Required work:
Pull out every line from the line containing "Parse this screenshot: output" through the end of the material, both ends included, and reproduce it exactly. Keep pictures out.

Data extracted from a collection:
• • • • •

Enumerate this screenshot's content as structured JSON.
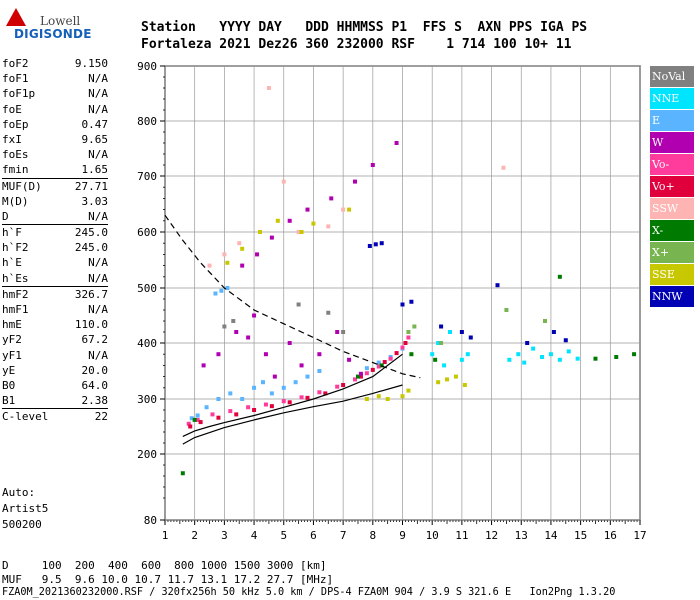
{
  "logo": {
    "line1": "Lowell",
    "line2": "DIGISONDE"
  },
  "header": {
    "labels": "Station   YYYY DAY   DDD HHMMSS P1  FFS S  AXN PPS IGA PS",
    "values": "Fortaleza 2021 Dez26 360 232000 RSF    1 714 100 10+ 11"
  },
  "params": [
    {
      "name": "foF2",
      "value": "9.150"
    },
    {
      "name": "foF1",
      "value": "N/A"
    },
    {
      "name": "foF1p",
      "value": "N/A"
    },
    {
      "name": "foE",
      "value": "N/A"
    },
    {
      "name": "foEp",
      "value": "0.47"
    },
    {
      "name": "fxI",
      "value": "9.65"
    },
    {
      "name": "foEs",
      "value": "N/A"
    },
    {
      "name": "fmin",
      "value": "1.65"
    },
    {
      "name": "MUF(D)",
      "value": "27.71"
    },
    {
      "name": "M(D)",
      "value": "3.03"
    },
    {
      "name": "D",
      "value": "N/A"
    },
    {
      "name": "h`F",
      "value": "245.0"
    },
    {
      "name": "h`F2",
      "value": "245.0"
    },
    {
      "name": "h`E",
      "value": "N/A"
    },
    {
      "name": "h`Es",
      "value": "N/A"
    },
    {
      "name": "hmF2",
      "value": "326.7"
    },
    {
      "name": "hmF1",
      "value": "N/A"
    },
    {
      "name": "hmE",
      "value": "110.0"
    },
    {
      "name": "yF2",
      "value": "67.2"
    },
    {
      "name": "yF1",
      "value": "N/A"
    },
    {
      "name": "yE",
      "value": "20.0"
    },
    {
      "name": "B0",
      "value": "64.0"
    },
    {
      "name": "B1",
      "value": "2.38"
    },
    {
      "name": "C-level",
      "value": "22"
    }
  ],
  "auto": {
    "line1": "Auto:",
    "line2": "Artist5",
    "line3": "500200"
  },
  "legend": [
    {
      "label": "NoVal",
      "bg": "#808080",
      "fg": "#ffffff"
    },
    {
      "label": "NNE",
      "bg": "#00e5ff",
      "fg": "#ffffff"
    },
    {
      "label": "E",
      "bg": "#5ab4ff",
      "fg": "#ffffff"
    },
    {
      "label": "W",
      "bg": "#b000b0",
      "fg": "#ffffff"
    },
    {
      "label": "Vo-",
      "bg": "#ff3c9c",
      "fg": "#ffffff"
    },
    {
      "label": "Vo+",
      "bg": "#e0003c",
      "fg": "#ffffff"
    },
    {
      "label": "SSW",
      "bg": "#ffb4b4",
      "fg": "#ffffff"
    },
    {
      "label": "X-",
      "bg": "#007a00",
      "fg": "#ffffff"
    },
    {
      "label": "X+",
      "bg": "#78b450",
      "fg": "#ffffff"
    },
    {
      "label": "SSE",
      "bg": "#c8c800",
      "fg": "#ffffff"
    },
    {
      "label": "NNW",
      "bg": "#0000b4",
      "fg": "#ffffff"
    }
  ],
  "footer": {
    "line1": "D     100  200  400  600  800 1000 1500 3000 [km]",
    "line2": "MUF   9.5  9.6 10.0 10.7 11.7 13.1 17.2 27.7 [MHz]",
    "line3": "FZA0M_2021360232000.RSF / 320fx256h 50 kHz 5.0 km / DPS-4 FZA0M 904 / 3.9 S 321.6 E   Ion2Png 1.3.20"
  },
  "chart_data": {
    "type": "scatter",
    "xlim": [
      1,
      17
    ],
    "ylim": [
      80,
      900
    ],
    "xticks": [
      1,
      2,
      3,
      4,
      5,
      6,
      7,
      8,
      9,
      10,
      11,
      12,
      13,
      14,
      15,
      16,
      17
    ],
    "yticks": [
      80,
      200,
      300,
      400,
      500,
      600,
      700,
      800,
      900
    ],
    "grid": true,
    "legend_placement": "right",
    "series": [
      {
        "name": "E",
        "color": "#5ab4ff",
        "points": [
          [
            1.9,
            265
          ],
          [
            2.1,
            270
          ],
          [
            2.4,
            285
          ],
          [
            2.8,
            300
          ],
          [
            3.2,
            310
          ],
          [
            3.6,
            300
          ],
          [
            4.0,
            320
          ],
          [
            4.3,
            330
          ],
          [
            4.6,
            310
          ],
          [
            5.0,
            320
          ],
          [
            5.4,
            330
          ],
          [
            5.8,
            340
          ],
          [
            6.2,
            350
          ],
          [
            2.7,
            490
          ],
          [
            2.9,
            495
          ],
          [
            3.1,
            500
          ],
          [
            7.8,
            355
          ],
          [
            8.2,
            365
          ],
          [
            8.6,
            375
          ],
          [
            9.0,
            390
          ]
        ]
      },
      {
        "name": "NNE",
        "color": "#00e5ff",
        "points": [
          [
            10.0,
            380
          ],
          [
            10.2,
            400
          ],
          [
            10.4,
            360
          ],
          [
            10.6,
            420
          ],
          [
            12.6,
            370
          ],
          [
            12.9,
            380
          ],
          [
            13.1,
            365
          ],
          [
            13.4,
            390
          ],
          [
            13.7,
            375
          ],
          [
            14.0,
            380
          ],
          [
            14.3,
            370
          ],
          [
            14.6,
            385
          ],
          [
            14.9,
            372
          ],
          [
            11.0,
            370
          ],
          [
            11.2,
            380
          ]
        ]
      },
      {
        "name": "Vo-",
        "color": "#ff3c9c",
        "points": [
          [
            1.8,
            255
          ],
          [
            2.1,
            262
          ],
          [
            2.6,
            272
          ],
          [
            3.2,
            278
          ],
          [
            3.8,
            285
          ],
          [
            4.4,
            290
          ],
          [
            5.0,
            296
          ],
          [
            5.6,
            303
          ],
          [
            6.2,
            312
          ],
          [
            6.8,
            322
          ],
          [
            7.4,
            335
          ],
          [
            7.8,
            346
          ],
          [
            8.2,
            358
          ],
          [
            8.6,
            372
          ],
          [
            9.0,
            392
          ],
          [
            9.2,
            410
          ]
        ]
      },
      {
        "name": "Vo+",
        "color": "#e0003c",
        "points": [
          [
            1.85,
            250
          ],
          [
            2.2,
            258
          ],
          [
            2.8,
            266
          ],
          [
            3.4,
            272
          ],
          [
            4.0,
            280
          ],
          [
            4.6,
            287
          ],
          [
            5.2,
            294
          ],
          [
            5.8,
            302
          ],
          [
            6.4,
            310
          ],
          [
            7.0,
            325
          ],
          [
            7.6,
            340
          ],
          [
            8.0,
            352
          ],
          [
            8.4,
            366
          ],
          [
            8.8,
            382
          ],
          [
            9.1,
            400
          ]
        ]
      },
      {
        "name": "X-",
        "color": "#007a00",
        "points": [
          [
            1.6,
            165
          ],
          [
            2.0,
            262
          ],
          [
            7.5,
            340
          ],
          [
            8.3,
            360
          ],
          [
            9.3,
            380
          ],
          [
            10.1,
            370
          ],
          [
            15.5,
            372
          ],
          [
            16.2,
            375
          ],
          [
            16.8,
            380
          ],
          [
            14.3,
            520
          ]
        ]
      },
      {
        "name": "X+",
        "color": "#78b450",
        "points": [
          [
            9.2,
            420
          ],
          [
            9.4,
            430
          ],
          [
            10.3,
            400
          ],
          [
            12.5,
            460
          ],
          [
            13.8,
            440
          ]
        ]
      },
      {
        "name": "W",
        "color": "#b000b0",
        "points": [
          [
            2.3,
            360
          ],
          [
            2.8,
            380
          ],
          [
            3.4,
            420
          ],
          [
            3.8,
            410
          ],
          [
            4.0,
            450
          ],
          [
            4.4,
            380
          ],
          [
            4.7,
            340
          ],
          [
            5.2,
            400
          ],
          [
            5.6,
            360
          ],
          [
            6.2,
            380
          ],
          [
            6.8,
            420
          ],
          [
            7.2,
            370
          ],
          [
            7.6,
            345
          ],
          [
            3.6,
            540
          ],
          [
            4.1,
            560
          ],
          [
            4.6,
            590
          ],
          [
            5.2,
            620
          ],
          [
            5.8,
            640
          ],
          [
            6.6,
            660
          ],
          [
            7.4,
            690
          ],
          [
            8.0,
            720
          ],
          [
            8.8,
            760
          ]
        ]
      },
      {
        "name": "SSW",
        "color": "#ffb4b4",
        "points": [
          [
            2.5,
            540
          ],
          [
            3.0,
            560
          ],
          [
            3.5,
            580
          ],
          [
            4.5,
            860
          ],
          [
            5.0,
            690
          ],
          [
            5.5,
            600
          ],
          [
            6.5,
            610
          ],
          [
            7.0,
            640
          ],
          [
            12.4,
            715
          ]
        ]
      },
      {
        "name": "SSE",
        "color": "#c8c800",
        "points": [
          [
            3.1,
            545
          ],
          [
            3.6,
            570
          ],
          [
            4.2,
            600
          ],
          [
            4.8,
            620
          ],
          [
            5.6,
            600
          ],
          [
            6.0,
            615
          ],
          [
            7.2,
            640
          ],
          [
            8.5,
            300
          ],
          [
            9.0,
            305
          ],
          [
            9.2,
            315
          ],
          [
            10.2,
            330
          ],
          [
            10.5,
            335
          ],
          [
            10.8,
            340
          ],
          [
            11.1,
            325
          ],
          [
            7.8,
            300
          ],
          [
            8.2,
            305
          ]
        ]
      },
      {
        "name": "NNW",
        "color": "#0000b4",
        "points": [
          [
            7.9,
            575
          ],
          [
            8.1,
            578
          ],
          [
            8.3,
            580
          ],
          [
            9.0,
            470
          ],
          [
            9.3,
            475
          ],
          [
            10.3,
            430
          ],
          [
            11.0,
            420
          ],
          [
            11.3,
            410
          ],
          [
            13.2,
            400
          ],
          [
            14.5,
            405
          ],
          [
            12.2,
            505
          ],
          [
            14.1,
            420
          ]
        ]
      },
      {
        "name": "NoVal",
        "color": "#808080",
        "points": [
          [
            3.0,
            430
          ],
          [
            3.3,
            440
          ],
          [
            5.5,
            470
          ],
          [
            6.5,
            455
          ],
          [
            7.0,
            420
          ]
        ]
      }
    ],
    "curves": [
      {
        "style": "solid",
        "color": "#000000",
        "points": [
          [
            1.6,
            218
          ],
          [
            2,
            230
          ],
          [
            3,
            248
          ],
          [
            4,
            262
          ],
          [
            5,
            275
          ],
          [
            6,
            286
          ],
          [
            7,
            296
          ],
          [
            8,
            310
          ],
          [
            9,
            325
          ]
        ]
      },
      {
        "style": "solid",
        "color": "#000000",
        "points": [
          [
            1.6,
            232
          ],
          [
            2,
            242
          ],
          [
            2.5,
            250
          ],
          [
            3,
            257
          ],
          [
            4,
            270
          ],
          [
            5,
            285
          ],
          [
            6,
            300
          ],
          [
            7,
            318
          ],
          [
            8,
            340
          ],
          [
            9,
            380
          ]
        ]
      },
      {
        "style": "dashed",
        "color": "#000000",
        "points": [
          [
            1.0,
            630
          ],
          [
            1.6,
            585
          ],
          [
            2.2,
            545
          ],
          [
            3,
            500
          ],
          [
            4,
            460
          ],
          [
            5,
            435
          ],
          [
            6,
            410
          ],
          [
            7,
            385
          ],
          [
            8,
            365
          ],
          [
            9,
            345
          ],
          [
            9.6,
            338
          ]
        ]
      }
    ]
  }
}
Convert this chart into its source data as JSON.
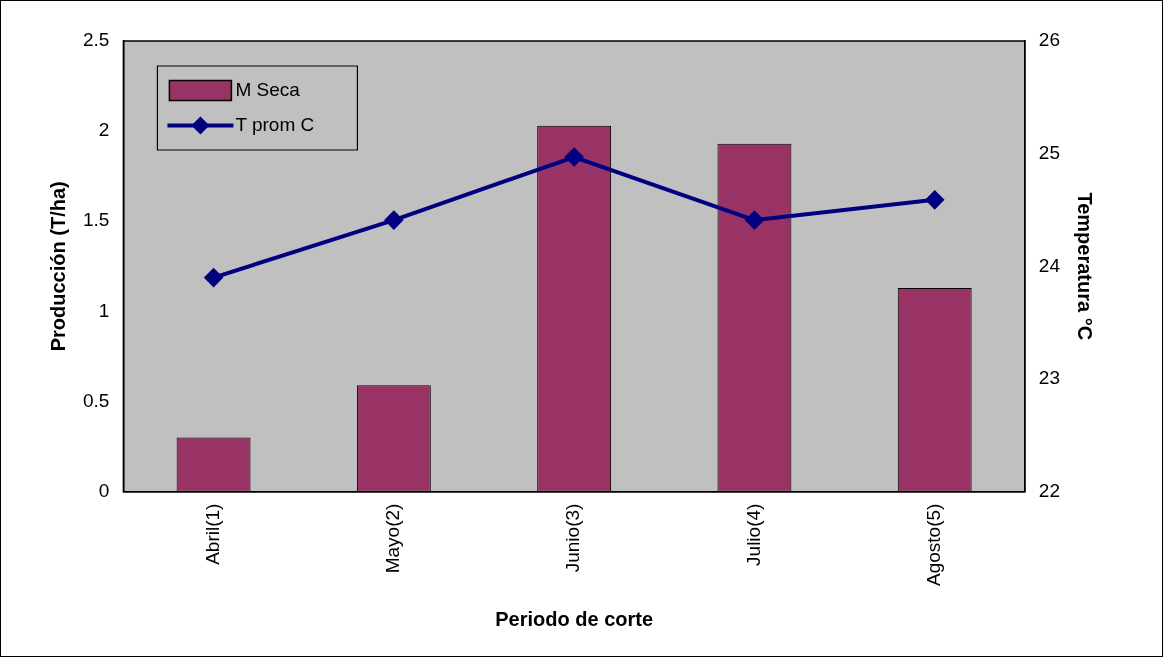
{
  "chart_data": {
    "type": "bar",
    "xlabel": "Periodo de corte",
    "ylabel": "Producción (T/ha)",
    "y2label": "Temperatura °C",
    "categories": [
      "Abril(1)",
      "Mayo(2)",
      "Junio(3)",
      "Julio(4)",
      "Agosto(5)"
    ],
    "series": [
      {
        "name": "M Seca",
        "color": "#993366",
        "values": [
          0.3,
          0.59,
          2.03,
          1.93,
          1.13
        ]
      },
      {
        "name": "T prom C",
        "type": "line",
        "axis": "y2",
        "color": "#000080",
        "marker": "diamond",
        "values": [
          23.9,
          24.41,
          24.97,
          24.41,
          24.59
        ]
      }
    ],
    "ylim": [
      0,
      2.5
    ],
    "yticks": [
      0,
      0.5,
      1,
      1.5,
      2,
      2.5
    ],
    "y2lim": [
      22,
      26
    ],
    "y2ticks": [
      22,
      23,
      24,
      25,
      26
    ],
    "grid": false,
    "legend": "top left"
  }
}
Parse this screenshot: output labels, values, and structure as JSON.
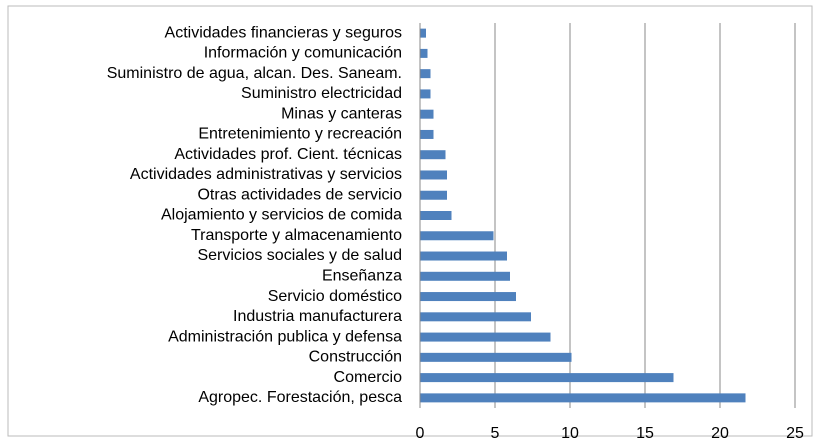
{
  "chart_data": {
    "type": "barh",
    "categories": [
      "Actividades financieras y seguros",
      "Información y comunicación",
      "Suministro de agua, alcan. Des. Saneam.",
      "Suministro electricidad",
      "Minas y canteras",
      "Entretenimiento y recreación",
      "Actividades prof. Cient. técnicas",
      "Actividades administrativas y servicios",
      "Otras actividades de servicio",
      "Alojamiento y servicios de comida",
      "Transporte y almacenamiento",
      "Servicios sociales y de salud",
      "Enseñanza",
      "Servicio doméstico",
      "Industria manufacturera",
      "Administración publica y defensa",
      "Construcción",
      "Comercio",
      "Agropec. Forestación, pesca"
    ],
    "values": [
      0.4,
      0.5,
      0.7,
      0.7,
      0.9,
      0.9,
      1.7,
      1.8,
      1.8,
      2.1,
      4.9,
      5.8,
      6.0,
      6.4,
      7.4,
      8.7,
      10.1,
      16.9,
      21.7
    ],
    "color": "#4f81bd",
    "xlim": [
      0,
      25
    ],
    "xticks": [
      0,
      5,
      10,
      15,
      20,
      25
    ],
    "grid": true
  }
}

• • • • •

Written response:
Parse this screenshot: output labels, values, and structure as JSON.
{
  "chart_data": {
    "type": "barh",
    "categories": [
      "Actividades financieras y seguros",
      "Información y comunicación",
      "Suministro de agua, alcan. Des. Saneam.",
      "Suministro electricidad",
      "Minas y canteras",
      "Entretenimiento y recreación",
      "Actividades prof. Cient. técnicas",
      "Actividades administrativas y servicios",
      "Otras actividades de servicio",
      "Alojamiento y servicios de comida",
      "Transporte y almacenamiento",
      "Servicios sociales y de salud",
      "Enseñanza",
      "Servicio doméstico",
      "Industria manufacturera",
      "Administración publica y defensa",
      "Construcción",
      "Comercio",
      "Agropec. Forestación, pesca"
    ],
    "values": [
      0.4,
      0.5,
      0.7,
      0.7,
      0.9,
      0.9,
      1.7,
      1.8,
      1.8,
      2.1,
      4.9,
      5.8,
      6.0,
      6.4,
      7.4,
      8.7,
      10.1,
      16.9,
      21.7
    ],
    "color": "#4f81bd",
    "xlim": [
      0,
      25
    ],
    "xticks": [
      0,
      5,
      10,
      15,
      20,
      25
    ],
    "grid": true
  }
}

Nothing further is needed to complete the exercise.